Provided text:
Pro-life activists hold rallies targeting ‘vulnerable’ pro-abortion Democrats

Hyde rally Aug. 17 rally in support of the Hyde Amendment in Raleigh, North Carolina | Erin Paré/Twitter

The pro-life group Susan B. Anthony List is targeting Democratic members of Congress who support federally-funded abortion, in a multi-state publicity campaign.

The group announced last week a campaign highlighting 20 Democrats’ support for taxpayer-funded abortion. The effort features door-to-door visits in members’ home states and districts, as well as digital ads, phone calls to constituents, and a three-state press tour.

“Most Americans oppose taxpayer funding for abortion on demand, yet a majority of Democrats have no problem ignoring their constituents to vote in lock-step with the abortion industry,” stated Mallory Quigley, vice president of communications and national spokeswoman for the group Women Speak Out.

“Senators and representatives who insist on forcing taxpayers to fund abortion on demand and support barbaric, late abortions without limits must and will face the consequences of their extremism at the ballot box,” she said.

The group CatholicVote participated in the press tour last week, which stopped outside members’ offices in Raleigh, North Carolina, as well as in Atlanta and in Tuscon, Arizona. CatholicVote reported that that leaders of state pro-life groups and dozens of local pro-life activists participated in the rallies.

The 20 “vulnerable Democrats” targeted in the effort include newly-elected Sen. Raphael Warnock (D-Ga.) and Sen. Mark Kelly (D-Ariz.), as well as Catholic Reps. Tim Ryan (D-Ohio), Tom O’Hallerhan (D-Ariz.), Cindy Axne (D-Iowa), Matt Cartwright (D-Pa.), Vicente Gonzalez (D-Texas), Peter DeFazio (D-Ore.), and Conor Lamb (D-Pa.).

The members oppose the Hyde Amendment, a pro-life provision that bars federal funding of abortions in Medicaid. The amendment was first introduced in 1976 and has become law each year as an attachment to budget bills. Similar policies exist elsewhere in the federal funding process that prohibit funding of abortions internationally and domestically.

President Joe Biden, once a supporter of the Hyde Amendment while in the Senate, now opposes the policy and excluded it in his budget request to Congress for the coming fiscal year.

In the Senate, however, Sen. Joe Manchin (D-W.Va.) has said that he would oppose passage of appropriations bills without the Hyde Amendment included. Manchin is considered a key swing vote in the chamber which is evenly split between the two parties.

Pro-life leaders are also warning that, in addition to efforts to eliminate the Hyde Amendment from appropriations bills, a proposed $3.5 trillion budget package could include billions of dollars in health care spending but without pro-life protections. If passed without Hyde-type language, that package could result in increased funding of abortions and abortion coverage.

A final vote on the budget package could come in September, in both the House and Senate.

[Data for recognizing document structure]
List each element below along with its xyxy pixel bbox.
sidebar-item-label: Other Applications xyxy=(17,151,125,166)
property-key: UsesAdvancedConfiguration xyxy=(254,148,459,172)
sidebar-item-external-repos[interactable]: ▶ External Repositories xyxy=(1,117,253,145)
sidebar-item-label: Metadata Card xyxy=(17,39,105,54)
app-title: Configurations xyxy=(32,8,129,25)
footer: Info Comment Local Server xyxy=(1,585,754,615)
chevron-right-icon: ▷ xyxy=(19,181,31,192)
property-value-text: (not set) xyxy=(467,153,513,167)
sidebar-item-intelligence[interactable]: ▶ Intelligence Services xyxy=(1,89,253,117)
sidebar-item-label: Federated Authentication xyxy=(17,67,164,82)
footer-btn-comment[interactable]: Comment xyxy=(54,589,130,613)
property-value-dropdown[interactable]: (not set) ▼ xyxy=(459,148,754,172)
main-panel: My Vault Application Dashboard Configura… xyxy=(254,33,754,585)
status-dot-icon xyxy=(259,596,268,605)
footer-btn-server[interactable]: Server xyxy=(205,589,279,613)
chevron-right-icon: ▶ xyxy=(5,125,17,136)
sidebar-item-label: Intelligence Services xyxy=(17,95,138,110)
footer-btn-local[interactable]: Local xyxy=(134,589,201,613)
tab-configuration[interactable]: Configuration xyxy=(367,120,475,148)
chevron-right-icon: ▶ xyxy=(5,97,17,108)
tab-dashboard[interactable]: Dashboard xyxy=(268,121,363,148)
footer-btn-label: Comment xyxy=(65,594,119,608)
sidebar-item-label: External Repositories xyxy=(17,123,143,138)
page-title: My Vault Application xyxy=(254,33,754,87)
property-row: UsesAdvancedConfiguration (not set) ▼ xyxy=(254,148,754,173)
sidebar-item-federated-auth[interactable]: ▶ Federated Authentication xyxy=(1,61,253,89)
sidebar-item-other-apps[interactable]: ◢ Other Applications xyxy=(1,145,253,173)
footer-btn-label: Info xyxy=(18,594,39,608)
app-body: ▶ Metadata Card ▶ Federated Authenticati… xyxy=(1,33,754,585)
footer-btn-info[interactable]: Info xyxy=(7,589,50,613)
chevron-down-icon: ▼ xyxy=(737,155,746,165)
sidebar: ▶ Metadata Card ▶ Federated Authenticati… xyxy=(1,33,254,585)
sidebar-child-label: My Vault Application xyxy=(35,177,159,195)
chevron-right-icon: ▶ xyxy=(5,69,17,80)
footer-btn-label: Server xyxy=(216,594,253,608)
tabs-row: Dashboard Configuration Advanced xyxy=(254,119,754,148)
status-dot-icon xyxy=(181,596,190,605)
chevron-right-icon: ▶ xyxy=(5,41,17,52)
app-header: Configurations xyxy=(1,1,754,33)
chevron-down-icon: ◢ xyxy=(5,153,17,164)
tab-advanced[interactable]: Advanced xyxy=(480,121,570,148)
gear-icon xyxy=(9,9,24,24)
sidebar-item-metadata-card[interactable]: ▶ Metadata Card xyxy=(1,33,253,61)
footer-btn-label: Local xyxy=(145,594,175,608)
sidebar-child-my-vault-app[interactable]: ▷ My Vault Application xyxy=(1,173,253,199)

Work request 1: Could you rewrite the paragraph beginning "The members oppose the Hyde Amendment" from the article about the pro-life campaign as a short bulleted list that keeps its main facts?
Work request 2: What are all the outreach methods that the article about the pro-life campaign says the Susan B. Anthony List effort uses?
Work request 3: How would you sum up the article about the pro-life campaign in two sentences?
None of the lines is needed for what comes next.

Exercise answer 1:
- The targeted members oppose the Hyde Amendment, a pro-life provision barring federal Medicaid funding of abortions.
- It was first introduced in 1976.
- It has become law each year as an attachment to budget bills.
- Similar federal funding policies prohibit funding of abortions both internationally and domestically.

Exercise answer 2:
- Door-to-door visits in members' home states and districts
- Digital ads
- Phone calls to constituents
- A three-state press tour

Exercise answer 3: The pro-life group Susan B. Anthony List has launched a multi-state campaign, including rallies outside members' offices, targeting 20 Democrats in Congress who support taxpayer-funded abortion and oppose the Hyde Amendment. President Joe Biden left the Hyde Amendment out of his budget request, while Sen. Joe Manchin has said he would oppose appropriations bills without it, and pro-life leaders warn that a proposed $3.5 trillion budget package could fund abortions if passed without Hyde-type language.